- MATERIAL TO PROCESS -
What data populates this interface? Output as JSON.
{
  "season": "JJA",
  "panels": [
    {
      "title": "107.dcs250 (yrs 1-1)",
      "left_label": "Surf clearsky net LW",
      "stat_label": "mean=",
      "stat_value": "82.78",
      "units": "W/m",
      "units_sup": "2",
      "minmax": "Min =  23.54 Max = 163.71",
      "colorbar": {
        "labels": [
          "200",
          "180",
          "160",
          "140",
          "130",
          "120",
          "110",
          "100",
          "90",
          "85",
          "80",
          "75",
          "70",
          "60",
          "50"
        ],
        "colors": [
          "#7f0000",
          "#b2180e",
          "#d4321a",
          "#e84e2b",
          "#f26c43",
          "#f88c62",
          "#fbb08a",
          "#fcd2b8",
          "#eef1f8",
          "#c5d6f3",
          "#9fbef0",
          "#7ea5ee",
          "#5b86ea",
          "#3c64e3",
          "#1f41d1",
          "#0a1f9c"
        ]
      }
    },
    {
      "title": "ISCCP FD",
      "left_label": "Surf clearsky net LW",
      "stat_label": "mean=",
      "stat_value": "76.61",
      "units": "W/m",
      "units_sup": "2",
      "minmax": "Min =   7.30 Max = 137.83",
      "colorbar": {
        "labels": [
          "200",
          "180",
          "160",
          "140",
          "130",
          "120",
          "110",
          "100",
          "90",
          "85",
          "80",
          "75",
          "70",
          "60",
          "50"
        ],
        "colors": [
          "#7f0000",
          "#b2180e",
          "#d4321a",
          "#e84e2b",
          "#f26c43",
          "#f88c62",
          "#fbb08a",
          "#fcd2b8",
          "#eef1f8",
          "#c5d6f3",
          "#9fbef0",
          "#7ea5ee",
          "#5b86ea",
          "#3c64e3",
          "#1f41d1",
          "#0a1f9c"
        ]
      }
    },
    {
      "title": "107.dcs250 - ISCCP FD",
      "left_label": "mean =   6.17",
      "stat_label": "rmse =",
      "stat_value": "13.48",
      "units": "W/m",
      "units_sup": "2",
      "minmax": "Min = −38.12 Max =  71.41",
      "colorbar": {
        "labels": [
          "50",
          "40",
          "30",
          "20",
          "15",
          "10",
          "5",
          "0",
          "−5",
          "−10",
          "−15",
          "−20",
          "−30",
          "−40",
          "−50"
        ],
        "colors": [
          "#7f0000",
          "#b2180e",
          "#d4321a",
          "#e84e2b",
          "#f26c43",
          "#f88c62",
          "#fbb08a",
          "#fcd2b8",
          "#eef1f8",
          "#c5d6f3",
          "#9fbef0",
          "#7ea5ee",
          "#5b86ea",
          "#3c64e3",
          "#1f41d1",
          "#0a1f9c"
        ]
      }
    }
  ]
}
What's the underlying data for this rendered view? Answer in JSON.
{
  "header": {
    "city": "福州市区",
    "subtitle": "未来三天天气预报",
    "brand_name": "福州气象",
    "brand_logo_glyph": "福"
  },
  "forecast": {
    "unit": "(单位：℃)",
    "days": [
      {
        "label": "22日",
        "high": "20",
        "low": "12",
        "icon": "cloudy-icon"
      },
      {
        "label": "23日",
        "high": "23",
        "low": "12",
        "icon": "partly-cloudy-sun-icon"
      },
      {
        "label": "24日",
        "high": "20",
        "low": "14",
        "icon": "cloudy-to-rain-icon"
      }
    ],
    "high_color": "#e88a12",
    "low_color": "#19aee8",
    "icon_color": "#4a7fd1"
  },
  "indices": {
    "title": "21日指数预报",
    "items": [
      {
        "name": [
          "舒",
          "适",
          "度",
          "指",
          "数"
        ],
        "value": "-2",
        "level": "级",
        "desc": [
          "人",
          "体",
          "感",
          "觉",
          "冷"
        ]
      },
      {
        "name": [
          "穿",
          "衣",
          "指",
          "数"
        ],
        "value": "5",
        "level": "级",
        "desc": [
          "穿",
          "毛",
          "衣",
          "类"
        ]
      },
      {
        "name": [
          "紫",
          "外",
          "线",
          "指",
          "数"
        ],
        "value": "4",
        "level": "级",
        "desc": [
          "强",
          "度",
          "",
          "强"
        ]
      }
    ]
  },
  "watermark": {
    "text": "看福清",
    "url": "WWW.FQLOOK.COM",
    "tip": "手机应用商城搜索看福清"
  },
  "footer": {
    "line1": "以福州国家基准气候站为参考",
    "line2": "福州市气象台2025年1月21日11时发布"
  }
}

- WHAT IS NEEDED -
Your task is to extract all of the records exactly.

- OUTPUT -
What data populates this interface? Output as JSON.
{
  "season": "JJA",
  "panels": [
    {
      "title": "107.dcs250 (yrs 1-1)",
      "left_label": "Surf clearsky net LW",
      "stat_label": "mean=",
      "stat_value": "82.78",
      "units": "W/m",
      "units_sup": "2",
      "minmax": "Min =  23.54 Max = 163.71",
      "colorbar": {
        "labels": [
          "200",
          "180",
          "160",
          "140",
          "130",
          "120",
          "110",
          "100",
          "90",
          "85",
          "80",
          "75",
          "70",
          "60",
          "50"
        ],
        "colors": [
          "#7f0000",
          "#b2180e",
          "#d4321a",
          "#e84e2b",
          "#f26c43",
          "#f88c62",
          "#fbb08a",
          "#fcd2b8",
          "#eef1f8",
          "#c5d6f3",
          "#9fbef0",
          "#7ea5ee",
          "#5b86ea",
          "#3c64e3",
          "#1f41d1",
          "#0a1f9c"
        ]
      }
    },
    {
      "title": "ISCCP FD",
      "left_label": "Surf clearsky net LW",
      "stat_label": "mean=",
      "stat_value": "76.61",
      "units": "W/m",
      "units_sup": "2",
      "minmax": "Min =   7.30 Max = 137.83",
      "colorbar": {
        "labels": [
          "200",
          "180",
          "160",
          "140",
          "130",
          "120",
          "110",
          "100",
          "90",
          "85",
          "80",
          "75",
          "70",
          "60",
          "50"
        ],
        "colors": [
          "#7f0000",
          "#b2180e",
          "#d4321a",
          "#e84e2b",
          "#f26c43",
          "#f88c62",
          "#fbb08a",
          "#fcd2b8",
          "#eef1f8",
          "#c5d6f3",
          "#9fbef0",
          "#7ea5ee",
          "#5b86ea",
          "#3c64e3",
          "#1f41d1",
          "#0a1f9c"
        ]
      }
    },
    {
      "title": "107.dcs250 - ISCCP FD",
      "left_label": "mean =   6.17",
      "stat_label": "rmse =",
      "stat_value": "13.48",
      "units": "W/m",
      "units_sup": "2",
      "minmax": "Min = −38.12 Max =  71.41",
      "colorbar": {
        "labels": [
          "50",
          "40",
          "30",
          "20",
          "15",
          "10",
          "5",
          "0",
          "−5",
          "−10",
          "−15",
          "−20",
          "−30",
          "−40",
          "−50"
        ],
        "colors": [
          "#7f0000",
          "#b2180e",
          "#d4321a",
          "#e84e2b",
          "#f26c43",
          "#f88c62",
          "#fbb08a",
          "#fcd2b8",
          "#eef1f8",
          "#c5d6f3",
          "#9fbef0",
          "#7ea5ee",
          "#5b86ea",
          "#3c64e3",
          "#1f41d1",
          "#0a1f9c"
        ]
      }
    }
  ]
}
What's the underlying data for this rendered view? Answer in JSON.
{
  "header": {
    "city": "福州市区",
    "subtitle": "未来三天天气预报",
    "brand_name": "福州气象",
    "brand_logo_glyph": "福"
  },
  "forecast": {
    "unit": "(单位：℃)",
    "days": [
      {
        "label": "22日",
        "high": "20",
        "low": "12",
        "icon": "cloudy-icon"
      },
      {
        "label": "23日",
        "high": "23",
        "low": "12",
        "icon": "partly-cloudy-sun-icon"
      },
      {
        "label": "24日",
        "high": "20",
        "low": "14",
        "icon": "cloudy-to-rain-icon"
      }
    ],
    "high_color": "#e88a12",
    "low_color": "#19aee8",
    "icon_color": "#4a7fd1"
  },
  "indices": {
    "title": "21日指数预报",
    "items": [
      {
        "name": [
          "舒",
          "适",
          "度",
          "指",
          "数"
        ],
        "value": "-2",
        "level": "级",
        "desc": [
          "人",
          "体",
          "感",
          "觉",
          "冷"
        ]
      },
      {
        "name": [
          "穿",
          "衣",
          "指",
          "数"
        ],
        "value": "5",
        "level": "级",
        "desc": [
          "穿",
          "毛",
          "衣",
          "类"
        ]
      },
      {
        "name": [
          "紫",
          "外",
          "线",
          "指",
          "数"
        ],
        "value": "4",
        "level": "级",
        "desc": [
          "强",
          "度",
          "",
          "强"
        ]
      }
    ]
  },
  "watermark": {
    "text": "看福清",
    "url": "WWW.FQLOOK.COM",
    "tip": "手机应用商城搜索看福清"
  },
  "footer": {
    "line1": "以福州国家基准气候站为参考",
    "line2": "福州市气象台2025年1月21日11时发布"
  }
}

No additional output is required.